►

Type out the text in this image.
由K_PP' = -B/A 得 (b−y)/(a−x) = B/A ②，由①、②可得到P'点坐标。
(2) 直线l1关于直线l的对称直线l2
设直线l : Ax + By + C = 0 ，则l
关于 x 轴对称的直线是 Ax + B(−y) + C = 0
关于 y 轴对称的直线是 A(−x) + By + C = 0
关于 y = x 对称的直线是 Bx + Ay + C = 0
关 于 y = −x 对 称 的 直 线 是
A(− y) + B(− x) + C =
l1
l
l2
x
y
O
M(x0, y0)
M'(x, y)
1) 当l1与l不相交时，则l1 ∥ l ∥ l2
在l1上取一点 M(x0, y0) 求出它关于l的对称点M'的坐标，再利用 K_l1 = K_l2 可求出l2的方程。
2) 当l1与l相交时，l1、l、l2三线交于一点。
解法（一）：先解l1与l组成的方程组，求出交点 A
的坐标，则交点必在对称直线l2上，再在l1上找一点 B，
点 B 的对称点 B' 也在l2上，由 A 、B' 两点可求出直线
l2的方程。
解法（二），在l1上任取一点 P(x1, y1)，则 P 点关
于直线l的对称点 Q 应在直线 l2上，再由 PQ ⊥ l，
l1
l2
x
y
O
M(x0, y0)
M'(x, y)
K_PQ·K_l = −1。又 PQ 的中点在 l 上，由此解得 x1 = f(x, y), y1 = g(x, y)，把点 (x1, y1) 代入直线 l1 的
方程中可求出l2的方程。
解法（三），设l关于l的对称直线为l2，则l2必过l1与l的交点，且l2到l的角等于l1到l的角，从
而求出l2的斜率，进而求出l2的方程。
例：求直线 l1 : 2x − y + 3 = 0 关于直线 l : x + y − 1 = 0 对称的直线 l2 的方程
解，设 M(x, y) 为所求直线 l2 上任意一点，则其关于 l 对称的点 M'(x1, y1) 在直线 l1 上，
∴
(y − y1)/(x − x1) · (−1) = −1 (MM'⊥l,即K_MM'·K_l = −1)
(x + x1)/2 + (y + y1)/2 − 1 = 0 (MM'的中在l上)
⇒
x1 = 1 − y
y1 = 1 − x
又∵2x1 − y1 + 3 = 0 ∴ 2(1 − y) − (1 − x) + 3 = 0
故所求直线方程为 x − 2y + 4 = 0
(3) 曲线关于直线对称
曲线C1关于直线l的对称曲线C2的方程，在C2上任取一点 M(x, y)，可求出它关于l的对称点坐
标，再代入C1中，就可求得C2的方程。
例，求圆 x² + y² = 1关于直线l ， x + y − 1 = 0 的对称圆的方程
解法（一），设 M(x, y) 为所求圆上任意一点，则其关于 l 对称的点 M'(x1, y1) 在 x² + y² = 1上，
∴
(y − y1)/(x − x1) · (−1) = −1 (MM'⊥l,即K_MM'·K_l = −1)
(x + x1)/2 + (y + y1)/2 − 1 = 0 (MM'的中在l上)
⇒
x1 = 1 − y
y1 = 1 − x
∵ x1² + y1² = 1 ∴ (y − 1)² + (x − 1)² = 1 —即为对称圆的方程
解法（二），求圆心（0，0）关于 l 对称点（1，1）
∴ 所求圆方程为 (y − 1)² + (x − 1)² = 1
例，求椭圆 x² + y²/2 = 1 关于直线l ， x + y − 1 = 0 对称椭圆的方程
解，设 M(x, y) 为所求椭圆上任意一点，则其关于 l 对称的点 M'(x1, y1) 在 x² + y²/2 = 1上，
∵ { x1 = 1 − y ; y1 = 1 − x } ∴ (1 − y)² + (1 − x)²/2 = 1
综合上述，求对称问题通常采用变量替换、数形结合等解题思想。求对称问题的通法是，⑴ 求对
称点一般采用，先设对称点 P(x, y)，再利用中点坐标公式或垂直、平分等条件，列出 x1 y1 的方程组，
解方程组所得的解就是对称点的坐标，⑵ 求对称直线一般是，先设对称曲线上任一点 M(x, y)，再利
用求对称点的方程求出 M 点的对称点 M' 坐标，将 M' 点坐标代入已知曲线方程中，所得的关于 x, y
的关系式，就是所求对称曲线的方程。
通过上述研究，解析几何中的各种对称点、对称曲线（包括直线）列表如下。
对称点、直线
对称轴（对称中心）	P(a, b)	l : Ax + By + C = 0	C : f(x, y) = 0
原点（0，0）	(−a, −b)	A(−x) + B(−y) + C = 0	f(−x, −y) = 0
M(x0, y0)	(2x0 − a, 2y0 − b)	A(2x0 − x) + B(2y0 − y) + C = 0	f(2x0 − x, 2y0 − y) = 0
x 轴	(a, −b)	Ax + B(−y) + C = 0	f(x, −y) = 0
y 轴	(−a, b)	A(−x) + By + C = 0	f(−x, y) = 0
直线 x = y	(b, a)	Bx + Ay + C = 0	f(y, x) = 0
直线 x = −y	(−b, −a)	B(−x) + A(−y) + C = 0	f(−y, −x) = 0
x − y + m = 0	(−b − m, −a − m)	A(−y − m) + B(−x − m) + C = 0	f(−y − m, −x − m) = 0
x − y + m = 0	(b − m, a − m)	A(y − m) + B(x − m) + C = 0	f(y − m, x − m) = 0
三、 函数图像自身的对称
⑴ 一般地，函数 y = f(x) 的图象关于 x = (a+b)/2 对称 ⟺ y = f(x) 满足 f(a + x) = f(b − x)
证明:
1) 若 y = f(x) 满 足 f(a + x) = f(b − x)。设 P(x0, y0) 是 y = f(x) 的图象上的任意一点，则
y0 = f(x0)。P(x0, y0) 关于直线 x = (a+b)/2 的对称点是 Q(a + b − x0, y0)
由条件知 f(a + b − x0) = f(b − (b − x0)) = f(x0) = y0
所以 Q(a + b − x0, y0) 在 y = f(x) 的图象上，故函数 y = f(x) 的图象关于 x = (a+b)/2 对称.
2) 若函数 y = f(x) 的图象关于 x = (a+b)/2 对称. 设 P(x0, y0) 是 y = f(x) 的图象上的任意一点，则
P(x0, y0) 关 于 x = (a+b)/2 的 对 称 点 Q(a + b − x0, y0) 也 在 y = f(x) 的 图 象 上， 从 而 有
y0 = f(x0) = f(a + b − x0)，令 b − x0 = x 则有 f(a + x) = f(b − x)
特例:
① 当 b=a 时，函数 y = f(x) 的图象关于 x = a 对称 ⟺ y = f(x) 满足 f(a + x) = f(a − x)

◄

### DIRECTIONS FOR THIS TASK:
Set all of the records down again, exactly as they stand.

### EXPECTED ANSWER:
Type out the text in this image.
由K_PP' = -B/A 得 (b−y)/(a−x) = B/A ②，由①、②可得到P'点坐标。
(2) 直线l1关于直线l的对称直线l2
设直线l : Ax + By + C = 0 ，则l
关于 x 轴对称的直线是 Ax + B(−y) + C = 0
关于 y 轴对称的直线是 A(−x) + By + C = 0
关于 y = x 对称的直线是 Bx + Ay + C = 0
关 于 y = −x 对 称 的 直 线 是
A(− y) + B(− x) + C =
l1
l
l2
x
y
O
M(x0, y0)
M'(x, y)
1) 当l1与l不相交时，则l1 ∥ l ∥ l2
在l1上取一点 M(x0, y0) 求出它关于l的对称点M'的坐标，再利用 K_l1 = K_l2 可求出l2的方程。
2) 当l1与l相交时，l1、l、l2三线交于一点。
解法（一）：先解l1与l组成的方程组，求出交点 A
的坐标，则交点必在对称直线l2上，再在l1上找一点 B，
点 B 的对称点 B' 也在l2上，由 A 、B' 两点可求出直线
l2的方程。
解法（二），在l1上任取一点 P(x1, y1)，则 P 点关
于直线l的对称点 Q 应在直线 l2上，再由 PQ ⊥ l，
l1
l2
x
y
O
M(x0, y0)
M'(x, y)
K_PQ·K_l = −1。又 PQ 的中点在 l 上，由此解得 x1 = f(x, y), y1 = g(x, y)，把点 (x1, y1) 代入直线 l1 的
方程中可求出l2的方程。
解法（三），设l关于l的对称直线为l2，则l2必过l1与l的交点，且l2到l的角等于l1到l的角，从
而求出l2的斜率，进而求出l2的方程。
例：求直线 l1 : 2x − y + 3 = 0 关于直线 l : x + y − 1 = 0 对称的直线 l2 的方程
解，设 M(x, y) 为所求直线 l2 上任意一点，则其关于 l 对称的点 M'(x1, y1) 在直线 l1 上，
∴
(y − y1)/(x − x1) · (−1) = −1 (MM'⊥l,即K_MM'·K_l = −1)
(x + x1)/2 + (y + y1)/2 − 1 = 0 (MM'的中在l上)
⇒
x1 = 1 − y
y1 = 1 − x
又∵2x1 − y1 + 3 = 0 ∴ 2(1 − y) − (1 − x) + 3 = 0
故所求直线方程为 x − 2y + 4 = 0
(3) 曲线关于直线对称
曲线C1关于直线l的对称曲线C2的方程，在C2上任取一点 M(x, y)，可求出它关于l的对称点坐
标，再代入C1中，就可求得C2的方程。
例，求圆 x² + y² = 1关于直线l ， x + y − 1 = 0 的对称圆的方程
解法（一），设 M(x, y) 为所求圆上任意一点，则其关于 l 对称的点 M'(x1, y1) 在 x² + y² = 1上，
∴
(y − y1)/(x − x1) · (−1) = −1 (MM'⊥l,即K_MM'·K_l = −1)
(x + x1)/2 + (y + y1)/2 − 1 = 0 (MM'的中在l上)
⇒
x1 = 1 − y
y1 = 1 − x
∵ x1² + y1² = 1 ∴ (y − 1)² + (x − 1)² = 1 —即为对称圆的方程
解法（二），求圆心（0，0）关于 l 对称点（1，1）
∴ 所求圆方程为 (y − 1)² + (x − 1)² = 1
例，求椭圆 x² + y²/2 = 1 关于直线l ， x + y − 1 = 0 对称椭圆的方程
解，设 M(x, y) 为所求椭圆上任意一点，则其关于 l 对称的点 M'(x1, y1) 在 x² + y²/2 = 1上，
∵ { x1 = 1 − y ; y1 = 1 − x } ∴ (1 − y)² + (1 − x)²/2 = 1
综合上述，求对称问题通常采用变量替换、数形结合等解题思想。求对称问题的通法是，⑴ 求对
称点一般采用，先设对称点 P(x, y)，再利用中点坐标公式或垂直、平分等条件，列出 x1 y1 的方程组，
解方程组所得的解就是对称点的坐标，⑵ 求对称直线一般是，先设对称曲线上任一点 M(x, y)，再利
用求对称点的方程求出 M 点的对称点 M' 坐标，将 M' 点坐标代入已知曲线方程中，所得的关于 x, y
的关系式，就是所求对称曲线的方程。
通过上述研究，解析几何中的各种对称点、对称曲线（包括直线）列表如下。
对称点、直线
对称轴（对称中心）	P(a, b)	l : Ax + By + C = 0	C : f(x, y) = 0
原点（0，0）	(−a, −b)	A(−x) + B(−y) + C = 0	f(−x, −y) = 0
M(x0, y0)	(2x0 − a, 2y0 − b)	A(2x0 − x) + B(2y0 − y) + C = 0	f(2x0 − x, 2y0 − y) = 0
x 轴	(a, −b)	Ax + B(−y) + C = 0	f(x, −y) = 0
y 轴	(−a, b)	A(−x) + By + C = 0	f(−x, y) = 0
直线 x = y	(b, a)	Bx + Ay + C = 0	f(y, x) = 0
直线 x = −y	(−b, −a)	B(−x) + A(−y) + C = 0	f(−y, −x) = 0
x − y + m = 0	(−b − m, −a − m)	A(−y − m) + B(−x − m) + C = 0	f(−y − m, −x − m) = 0
x − y + m = 0	(b − m, a − m)	A(y − m) + B(x − m) + C = 0	f(y − m, x − m) = 0
三、 函数图像自身的对称
⑴ 一般地，函数 y = f(x) 的图象关于 x = (a+b)/2 对称 ⟺ y = f(x) 满足 f(a + x) = f(b − x)
证明:
1) 若 y = f(x) 满 足 f(a + x) = f(b − x)。设 P(x0, y0) 是 y = f(x) 的图象上的任意一点，则
y0 = f(x0)。P(x0, y0) 关于直线 x = (a+b)/2 的对称点是 Q(a + b − x0, y0)
由条件知 f(a + b − x0) = f(b − (b − x0)) = f(x0) = y0
所以 Q(a + b − x0, y0) 在 y = f(x) 的图象上，故函数 y = f(x) 的图象关于 x = (a+b)/2 对称.
2) 若函数 y = f(x) 的图象关于 x = (a+b)/2 对称. 设 P(x0, y0) 是 y = f(x) 的图象上的任意一点，则
P(x0, y0) 关 于 x = (a+b)/2 的 对 称 点 Q(a + b − x0, y0) 也 在 y = f(x) 的 图 象 上， 从 而 有
y0 = f(x0) = f(a + b − x0)，令 b − x0 = x 则有 f(a + x) = f(b − x)
特例:
① 当 b=a 时，函数 y = f(x) 的图象关于 x = a 对称 ⟺ y = f(x) 满足 f(a + x) = f(a − x)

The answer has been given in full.